**What this task involves:**
What lines in the following entries hold the word "ylabel"? Copy each one.

**Input material:**

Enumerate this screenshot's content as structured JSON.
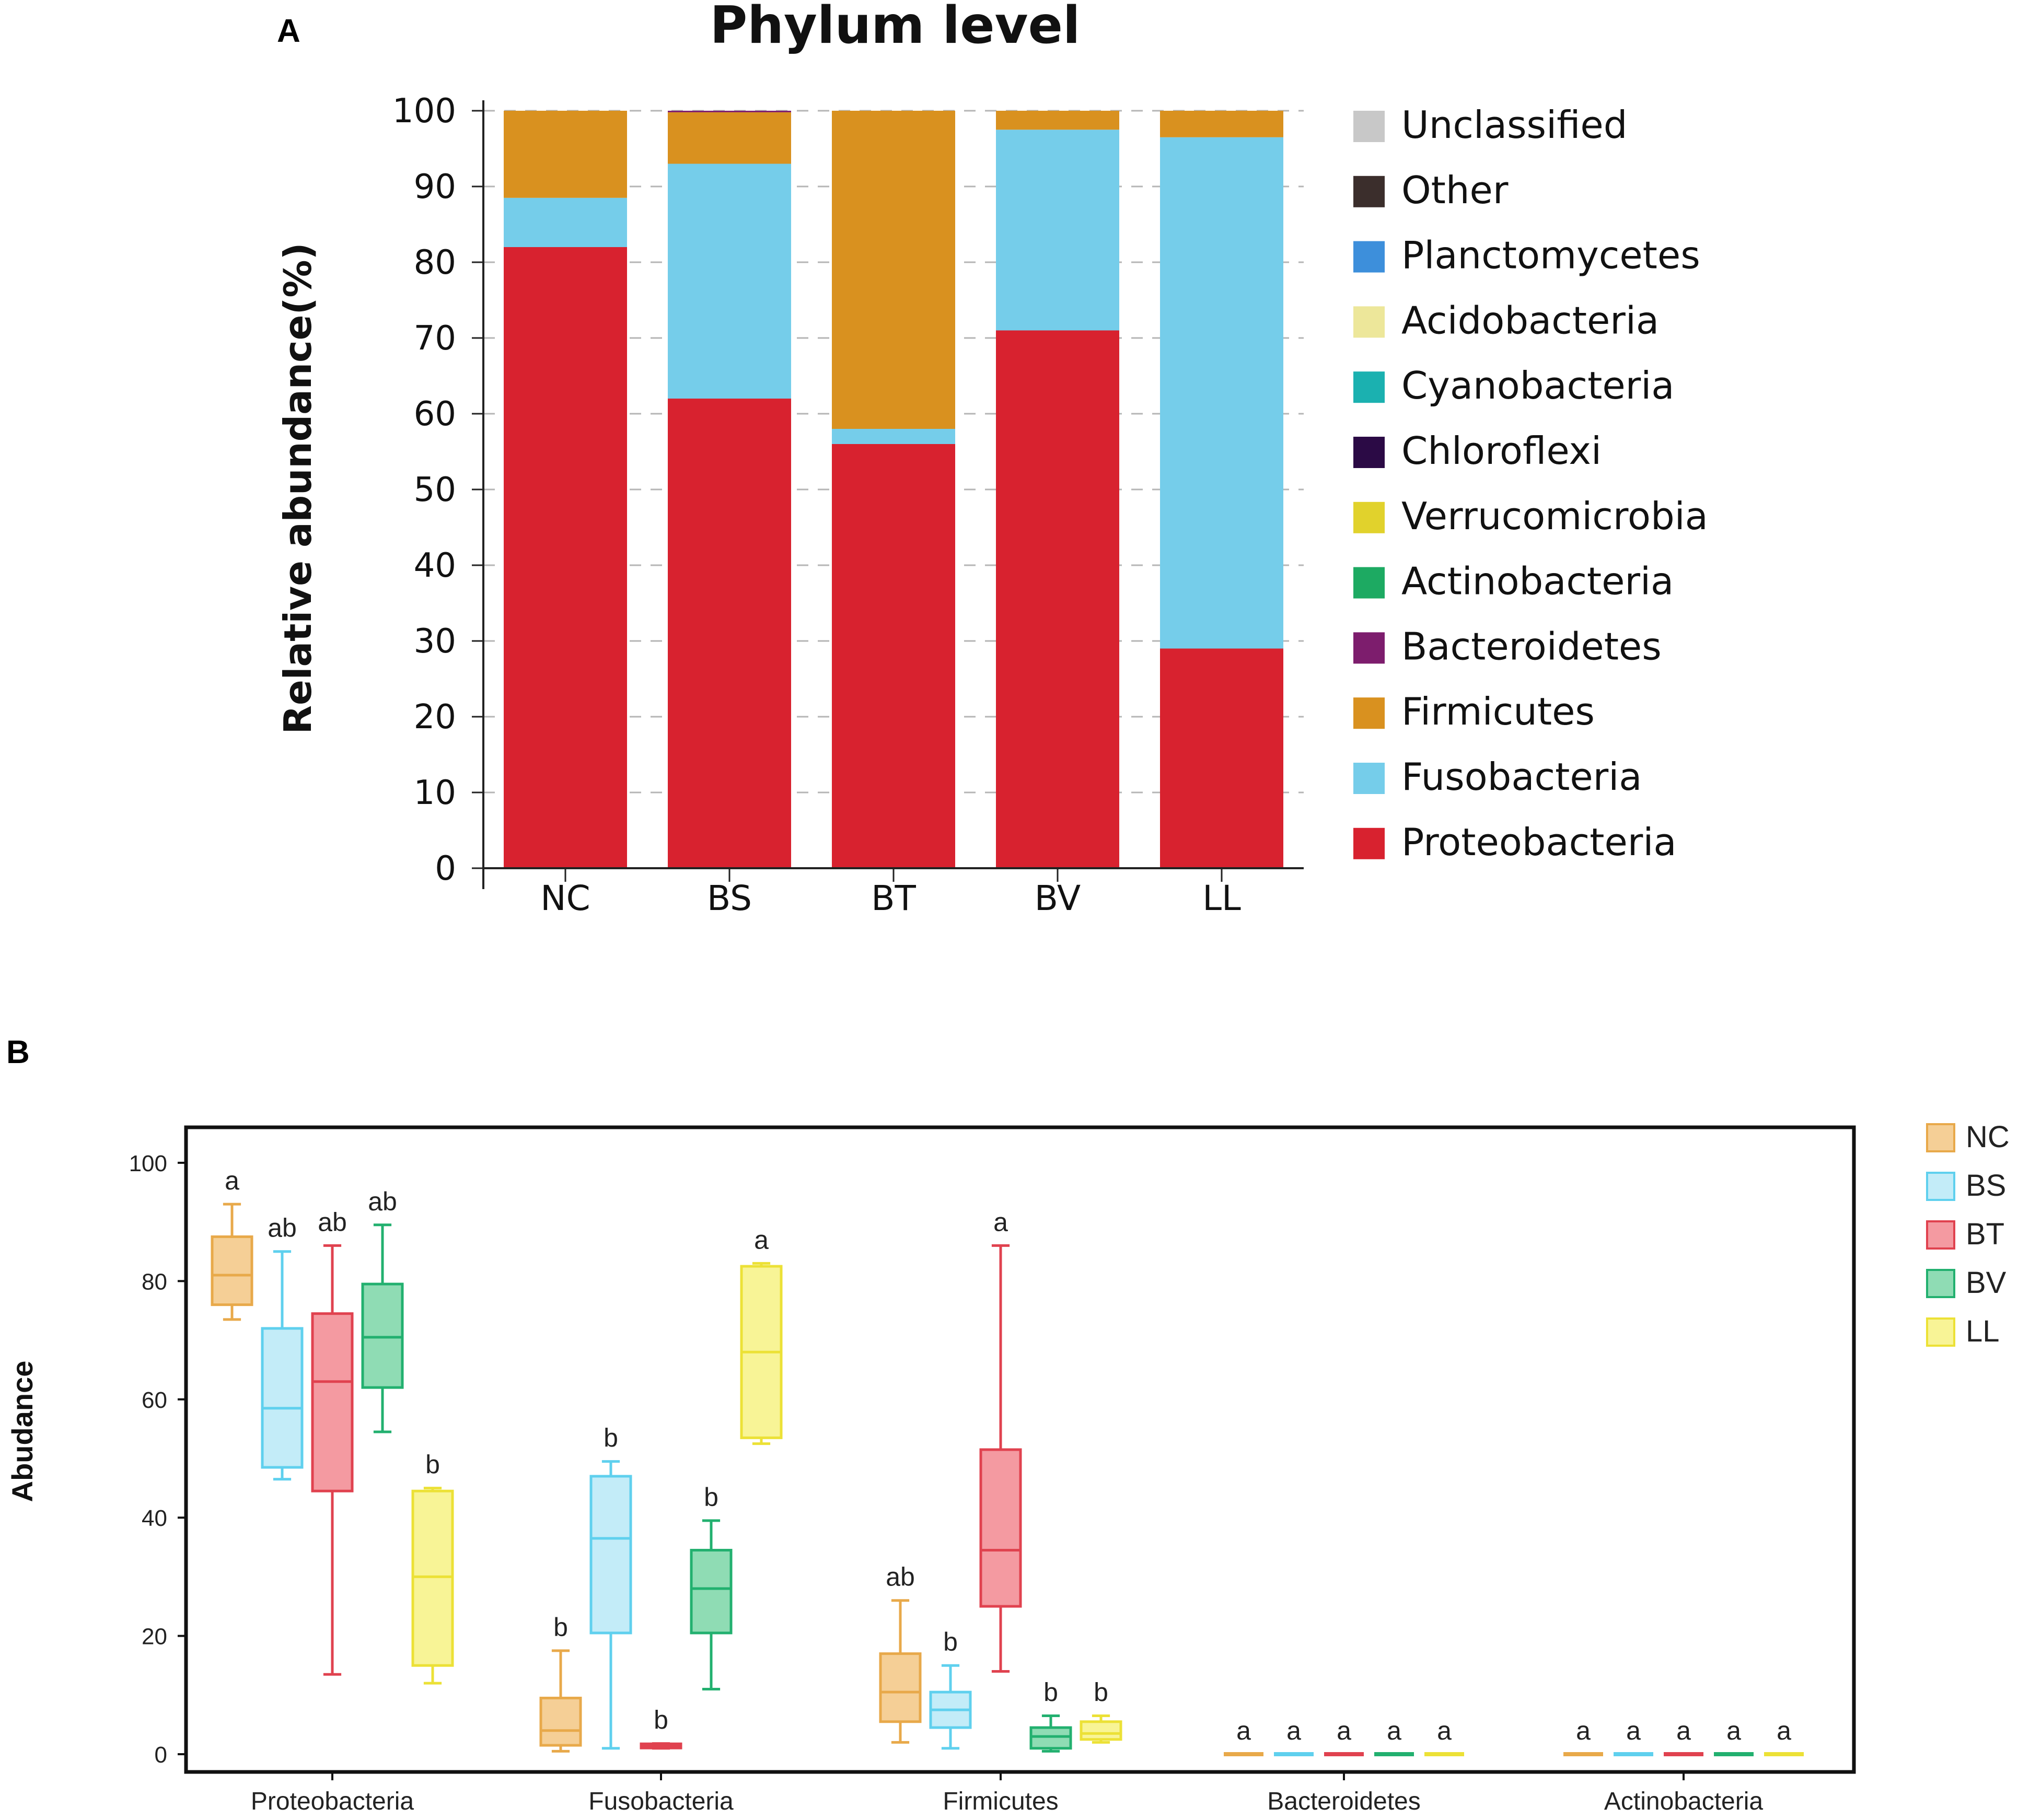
{
  "panels": {
    "a_label": "A",
    "b_label": "B"
  },
  "chart_data": [
    {
      "type": "bar",
      "stacked": true,
      "title": "Phylum level",
      "xlabel": "",
      "ylabel": "Relative abundance(%)",
      "ylim": [
        0,
        100
      ],
      "yticks": [
        0,
        10,
        20,
        30,
        40,
        50,
        60,
        70,
        80,
        90,
        100
      ],
      "grid": true,
      "legend_position": "right",
      "categories": [
        "NC",
        "BS",
        "BT",
        "BV",
        "LL"
      ],
      "legend": [
        "Unclassified",
        "Other",
        "Planctomycetes",
        "Acidobacteria",
        "Cyanobacteria",
        "Chloroflexi",
        "Verrucomicrobia",
        "Actinobacteria",
        "Bacteroidetes",
        "Firmicutes",
        "Fusobacteria",
        "Proteobacteria"
      ],
      "colors": {
        "Unclassified": "#c8c8c8",
        "Other": "#3b2e2c",
        "Planctomycetes": "#3d8fdb",
        "Acidobacteria": "#ede79a",
        "Cyanobacteria": "#1bb1b0",
        "Chloroflexi": "#2b0a45",
        "Verrucomicrobia": "#e1d22c",
        "Actinobacteria": "#1daa62",
        "Bacteroidetes": "#7d1d6d",
        "Firmicutes": "#d9911f",
        "Fusobacteria": "#75cdea",
        "Proteobacteria": "#d8222f"
      },
      "series": [
        {
          "name": "Proteobacteria",
          "values": [
            82,
            62,
            56,
            71,
            29
          ]
        },
        {
          "name": "Fusobacteria",
          "values": [
            6.5,
            31,
            2,
            26.5,
            67.5
          ]
        },
        {
          "name": "Firmicutes",
          "values": [
            11.5,
            6.8,
            42,
            2.5,
            3.5
          ]
        },
        {
          "name": "Bacteroidetes",
          "values": [
            0,
            0.2,
            0,
            0,
            0
          ]
        }
      ]
    },
    {
      "type": "box",
      "title": "",
      "xlabel": "",
      "ylabel": "Abudance",
      "ylim": [
        -3,
        106
      ],
      "yticks": [
        0,
        20,
        40,
        60,
        80,
        100
      ],
      "legend_position": "right",
      "groups": [
        "NC",
        "BS",
        "BT",
        "BV",
        "LL"
      ],
      "group_colors": {
        "NC": {
          "stroke": "#e8a94a",
          "fill": "#f5cf96"
        },
        "BS": {
          "stroke": "#5fd0ee",
          "fill": "#c3ecf8"
        },
        "BT": {
          "stroke": "#e0424f",
          "fill": "#f49aa1"
        },
        "BV": {
          "stroke": "#22b06f",
          "fill": "#8fdcb4"
        },
        "LL": {
          "stroke": "#ece136",
          "fill": "#f8f496"
        }
      },
      "categories": [
        {
          "name": "Proteobacteria",
          "boxes": [
            {
              "group": "NC",
              "min": 73.5,
              "q1": 76,
              "median": 81,
              "q3": 87.5,
              "max": 93,
              "letter": "a"
            },
            {
              "group": "BS",
              "min": 46.5,
              "q1": 48.5,
              "median": 58.5,
              "q3": 72,
              "max": 85,
              "letter": "ab"
            },
            {
              "group": "BT",
              "min": 13.5,
              "q1": 44.5,
              "median": 63,
              "q3": 74.5,
              "max": 86,
              "letter": "ab"
            },
            {
              "group": "BV",
              "min": 54.5,
              "q1": 62,
              "median": 70.5,
              "q3": 79.5,
              "max": 89.5,
              "letter": "ab"
            },
            {
              "group": "LL",
              "min": 12,
              "q1": 15,
              "median": 30,
              "q3": 44.5,
              "max": 45,
              "letter": "b"
            }
          ]
        },
        {
          "name": "Fusobacteria",
          "boxes": [
            {
              "group": "NC",
              "min": 0.5,
              "q1": 1.5,
              "median": 4,
              "q3": 9.5,
              "max": 17.5,
              "letter": "b"
            },
            {
              "group": "BS",
              "min": 1,
              "q1": 20.5,
              "median": 36.5,
              "q3": 47,
              "max": 49.5,
              "letter": "b"
            },
            {
              "group": "BT",
              "min": 1,
              "q1": 1.2,
              "median": 1.4,
              "q3": 1.6,
              "max": 1.8,
              "letter": "b"
            },
            {
              "group": "BV",
              "min": 11,
              "q1": 20.5,
              "median": 28,
              "q3": 34.5,
              "max": 39.5,
              "letter": "b"
            },
            {
              "group": "LL",
              "min": 52.5,
              "q1": 53.5,
              "median": 68,
              "q3": 82.5,
              "max": 83,
              "letter": "a"
            }
          ]
        },
        {
          "name": "Firmicutes",
          "boxes": [
            {
              "group": "NC",
              "min": 2,
              "q1": 5.5,
              "median": 10.5,
              "q3": 17,
              "max": 26,
              "letter": "ab"
            },
            {
              "group": "BS",
              "min": 1,
              "q1": 4.5,
              "median": 7.5,
              "q3": 10.5,
              "max": 15,
              "letter": "b"
            },
            {
              "group": "BT",
              "min": 14,
              "q1": 25,
              "median": 34.5,
              "q3": 51.5,
              "max": 86,
              "letter": "a"
            },
            {
              "group": "BV",
              "min": 0.5,
              "q1": 1,
              "median": 3,
              "q3": 4.5,
              "max": 6.5,
              "letter": "b"
            },
            {
              "group": "LL",
              "min": 2,
              "q1": 2.5,
              "median": 3.5,
              "q3": 5.5,
              "max": 6.5,
              "letter": "b"
            }
          ]
        },
        {
          "name": "Bacteroidetes",
          "boxes": [
            {
              "group": "NC",
              "min": 0,
              "q1": 0,
              "median": 0,
              "q3": 0,
              "max": 0,
              "letter": "a"
            },
            {
              "group": "BS",
              "min": 0,
              "q1": 0,
              "median": 0,
              "q3": 0,
              "max": 0,
              "letter": "a"
            },
            {
              "group": "BT",
              "min": 0,
              "q1": 0,
              "median": 0,
              "q3": 0,
              "max": 0,
              "letter": "a"
            },
            {
              "group": "BV",
              "min": 0,
              "q1": 0,
              "median": 0,
              "q3": 0,
              "max": 0,
              "letter": "a"
            },
            {
              "group": "LL",
              "min": 0,
              "q1": 0,
              "median": 0,
              "q3": 0,
              "max": 0,
              "letter": "a"
            }
          ]
        },
        {
          "name": "Actinobacteria",
          "boxes": [
            {
              "group": "NC",
              "min": 0,
              "q1": 0,
              "median": 0,
              "q3": 0,
              "max": 0,
              "letter": "a"
            },
            {
              "group": "BS",
              "min": 0,
              "q1": 0,
              "median": 0,
              "q3": 0,
              "max": 0,
              "letter": "a"
            },
            {
              "group": "BT",
              "min": 0,
              "q1": 0,
              "median": 0,
              "q3": 0,
              "max": 0,
              "letter": "a"
            },
            {
              "group": "BV",
              "min": 0,
              "q1": 0,
              "median": 0,
              "q3": 0,
              "max": 0,
              "letter": "a"
            },
            {
              "group": "LL",
              "min": 0,
              "q1": 0,
              "median": 0,
              "q3": 0,
              "max": 0,
              "letter": "a"
            }
          ]
        }
      ]
    }
  ]
}
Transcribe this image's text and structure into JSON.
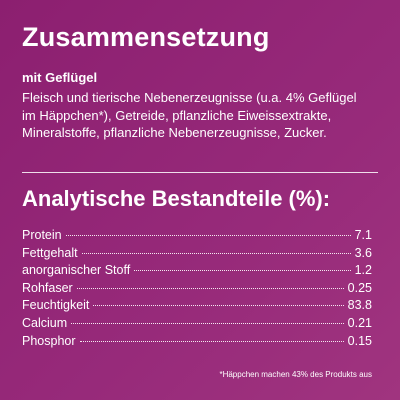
{
  "composition": {
    "title": "Zusammensetzung",
    "subtitle": "mit Geflügel",
    "lines": [
      "Fleisch und tierische Nebenerzeugnisse (u.a. 4% Geflügel",
      "im Häppchen*), Getreide, pflanzliche Eiweissextrakte,",
      "Mineralstoffe, pflanzliche Nebenerzeugnisse, Zucker."
    ]
  },
  "analysis": {
    "title": "Analytische Bestandteile (%):",
    "rows": [
      [
        "Protein",
        "7.1"
      ],
      [
        "Fettgehalt",
        "3.6"
      ],
      [
        "anorganischer Stoff",
        "1.2"
      ],
      [
        "Rohfaser",
        "0.25"
      ],
      [
        "Feuchtigkeit",
        "83.8"
      ],
      [
        "Calcium",
        "0.21"
      ],
      [
        "Phosphor",
        "0.15"
      ]
    ]
  },
  "footnote": "*Häppchen machen 43% des Produkts aus"
}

**Written solution:**
      "ylabel": "Relative abundance(%)",
      "ylabel": "Abudance",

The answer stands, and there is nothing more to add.